*** Data provided ***

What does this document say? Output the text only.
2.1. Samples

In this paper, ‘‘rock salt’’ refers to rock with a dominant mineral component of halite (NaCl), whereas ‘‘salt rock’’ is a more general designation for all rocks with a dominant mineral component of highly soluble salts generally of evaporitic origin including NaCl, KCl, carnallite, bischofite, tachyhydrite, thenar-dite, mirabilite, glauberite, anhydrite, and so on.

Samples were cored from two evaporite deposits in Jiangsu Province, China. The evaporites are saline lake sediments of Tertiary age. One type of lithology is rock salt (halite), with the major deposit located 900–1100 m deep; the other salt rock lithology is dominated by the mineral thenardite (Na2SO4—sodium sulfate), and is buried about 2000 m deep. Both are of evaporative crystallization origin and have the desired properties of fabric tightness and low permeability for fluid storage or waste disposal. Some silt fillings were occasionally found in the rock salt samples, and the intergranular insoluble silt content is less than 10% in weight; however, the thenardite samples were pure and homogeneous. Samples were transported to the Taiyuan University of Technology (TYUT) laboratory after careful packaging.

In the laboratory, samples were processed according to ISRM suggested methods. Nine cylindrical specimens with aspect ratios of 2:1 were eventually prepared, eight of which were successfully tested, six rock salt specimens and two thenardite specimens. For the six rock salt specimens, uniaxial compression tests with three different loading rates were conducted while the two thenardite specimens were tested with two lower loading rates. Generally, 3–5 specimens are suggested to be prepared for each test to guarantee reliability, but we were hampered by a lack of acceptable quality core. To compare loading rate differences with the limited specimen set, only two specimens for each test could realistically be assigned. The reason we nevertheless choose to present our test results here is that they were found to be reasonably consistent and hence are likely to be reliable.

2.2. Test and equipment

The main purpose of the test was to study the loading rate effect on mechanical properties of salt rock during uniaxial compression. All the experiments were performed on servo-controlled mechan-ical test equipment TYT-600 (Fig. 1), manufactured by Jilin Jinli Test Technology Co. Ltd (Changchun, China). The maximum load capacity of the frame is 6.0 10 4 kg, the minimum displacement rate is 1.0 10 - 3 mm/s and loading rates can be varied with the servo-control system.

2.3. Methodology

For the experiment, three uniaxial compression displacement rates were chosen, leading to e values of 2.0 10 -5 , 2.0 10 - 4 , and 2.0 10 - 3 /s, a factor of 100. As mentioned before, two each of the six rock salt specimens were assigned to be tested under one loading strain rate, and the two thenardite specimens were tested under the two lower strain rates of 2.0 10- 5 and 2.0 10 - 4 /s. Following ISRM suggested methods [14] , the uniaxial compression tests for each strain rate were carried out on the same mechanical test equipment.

***
*** Data provided ***

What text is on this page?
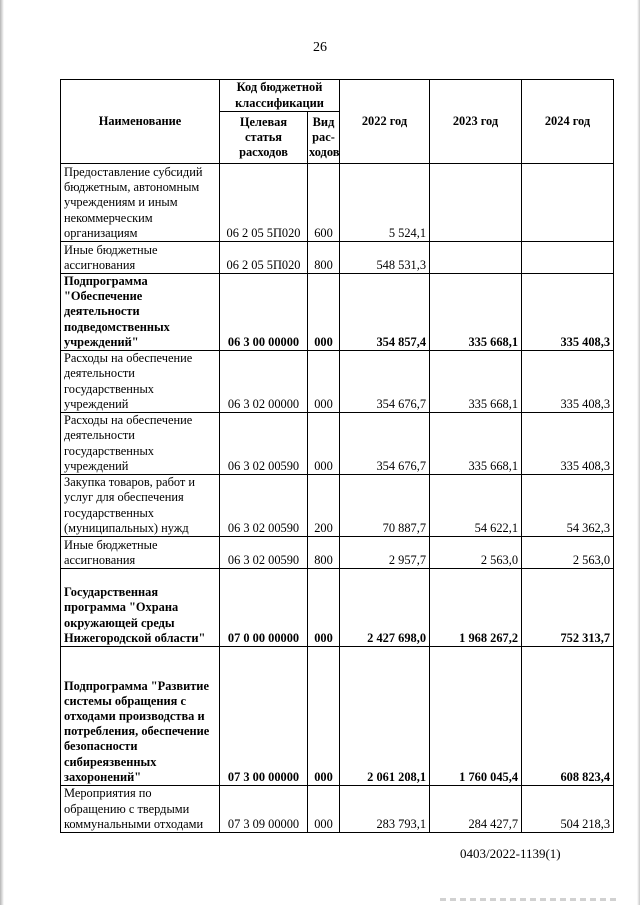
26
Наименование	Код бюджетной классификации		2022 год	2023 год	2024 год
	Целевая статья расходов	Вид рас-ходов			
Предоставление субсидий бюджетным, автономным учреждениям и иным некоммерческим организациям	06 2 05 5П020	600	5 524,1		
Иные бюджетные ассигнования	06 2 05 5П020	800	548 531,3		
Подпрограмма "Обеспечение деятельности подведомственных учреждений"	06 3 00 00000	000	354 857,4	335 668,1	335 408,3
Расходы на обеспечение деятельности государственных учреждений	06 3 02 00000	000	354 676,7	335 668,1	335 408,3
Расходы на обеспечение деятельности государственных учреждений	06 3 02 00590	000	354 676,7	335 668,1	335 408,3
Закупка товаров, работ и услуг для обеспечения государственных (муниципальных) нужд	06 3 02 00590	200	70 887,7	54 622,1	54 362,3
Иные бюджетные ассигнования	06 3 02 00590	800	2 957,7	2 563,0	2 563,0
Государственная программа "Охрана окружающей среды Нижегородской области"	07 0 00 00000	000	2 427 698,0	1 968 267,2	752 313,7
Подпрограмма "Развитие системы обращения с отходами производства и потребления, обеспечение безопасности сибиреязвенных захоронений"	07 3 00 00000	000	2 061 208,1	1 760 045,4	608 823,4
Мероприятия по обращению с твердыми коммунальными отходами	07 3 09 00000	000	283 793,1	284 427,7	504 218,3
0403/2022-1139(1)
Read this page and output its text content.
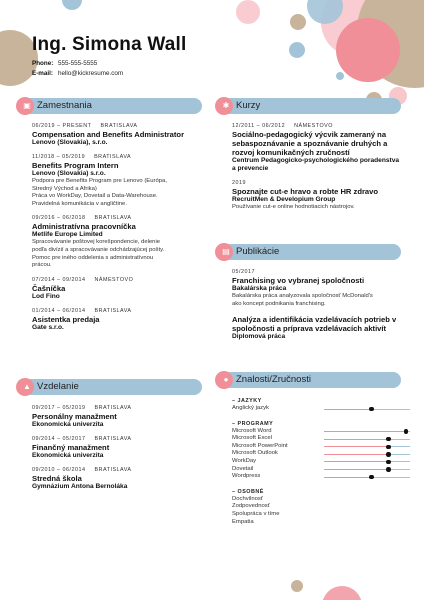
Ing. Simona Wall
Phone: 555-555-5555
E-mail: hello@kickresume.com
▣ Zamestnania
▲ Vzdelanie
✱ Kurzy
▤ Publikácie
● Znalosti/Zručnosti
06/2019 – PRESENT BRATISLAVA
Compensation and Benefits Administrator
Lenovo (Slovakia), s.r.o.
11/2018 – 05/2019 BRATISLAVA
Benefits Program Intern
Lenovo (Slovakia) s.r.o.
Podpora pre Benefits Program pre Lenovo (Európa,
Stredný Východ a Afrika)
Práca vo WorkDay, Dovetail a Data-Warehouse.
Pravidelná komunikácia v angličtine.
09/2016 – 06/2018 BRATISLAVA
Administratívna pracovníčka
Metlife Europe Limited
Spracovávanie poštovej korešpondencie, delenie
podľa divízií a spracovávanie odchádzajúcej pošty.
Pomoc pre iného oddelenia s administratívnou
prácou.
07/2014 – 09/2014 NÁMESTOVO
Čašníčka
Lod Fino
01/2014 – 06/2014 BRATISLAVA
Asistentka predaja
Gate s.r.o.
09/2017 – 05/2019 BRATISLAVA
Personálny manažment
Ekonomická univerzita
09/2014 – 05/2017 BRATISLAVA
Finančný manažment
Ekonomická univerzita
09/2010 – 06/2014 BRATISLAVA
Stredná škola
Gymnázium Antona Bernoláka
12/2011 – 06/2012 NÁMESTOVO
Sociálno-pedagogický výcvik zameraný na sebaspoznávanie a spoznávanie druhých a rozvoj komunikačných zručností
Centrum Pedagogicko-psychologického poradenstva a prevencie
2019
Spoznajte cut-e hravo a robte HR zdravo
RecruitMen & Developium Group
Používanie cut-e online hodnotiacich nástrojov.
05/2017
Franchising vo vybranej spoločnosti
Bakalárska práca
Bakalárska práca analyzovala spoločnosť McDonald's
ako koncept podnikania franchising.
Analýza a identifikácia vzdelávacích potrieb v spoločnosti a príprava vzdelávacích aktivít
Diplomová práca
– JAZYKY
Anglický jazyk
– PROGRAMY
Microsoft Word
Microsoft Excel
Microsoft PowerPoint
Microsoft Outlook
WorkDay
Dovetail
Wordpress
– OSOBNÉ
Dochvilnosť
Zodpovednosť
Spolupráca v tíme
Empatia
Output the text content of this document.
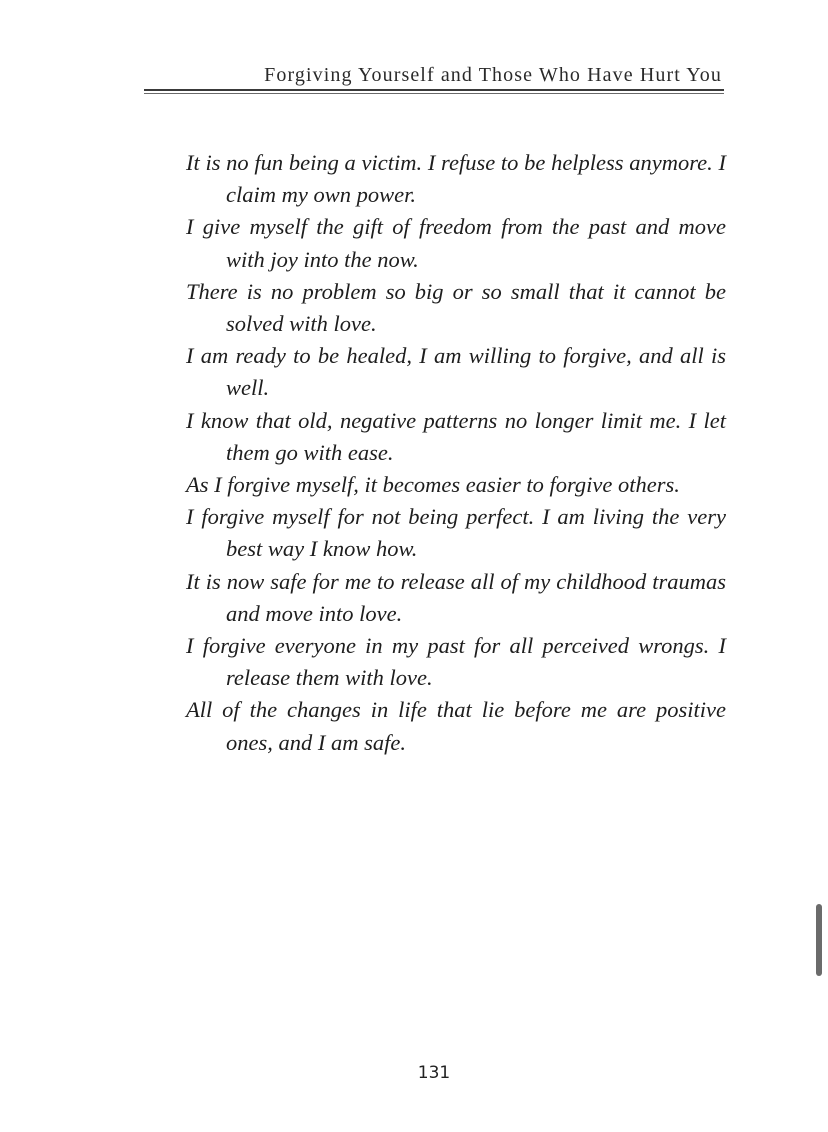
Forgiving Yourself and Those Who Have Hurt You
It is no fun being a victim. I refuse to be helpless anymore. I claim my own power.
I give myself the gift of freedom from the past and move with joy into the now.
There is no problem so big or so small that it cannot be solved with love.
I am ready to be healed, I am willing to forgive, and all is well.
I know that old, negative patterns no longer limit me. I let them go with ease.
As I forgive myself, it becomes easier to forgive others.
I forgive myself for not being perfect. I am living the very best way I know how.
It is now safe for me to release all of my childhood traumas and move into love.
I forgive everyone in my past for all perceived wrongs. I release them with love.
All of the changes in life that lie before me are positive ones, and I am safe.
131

***

* [Problem description] Copy out every line of the data that includes "Расходы".

* [The answer]
Расходы на обеспечение деятельности государственных учреждений	06 3 02 00000	000	354 676,7	335 668,1	335 408,3
Расходы на обеспечение деятельности государственных учреждений	06 3 02 00590	000	354 676,7	335 668,1	335 408,3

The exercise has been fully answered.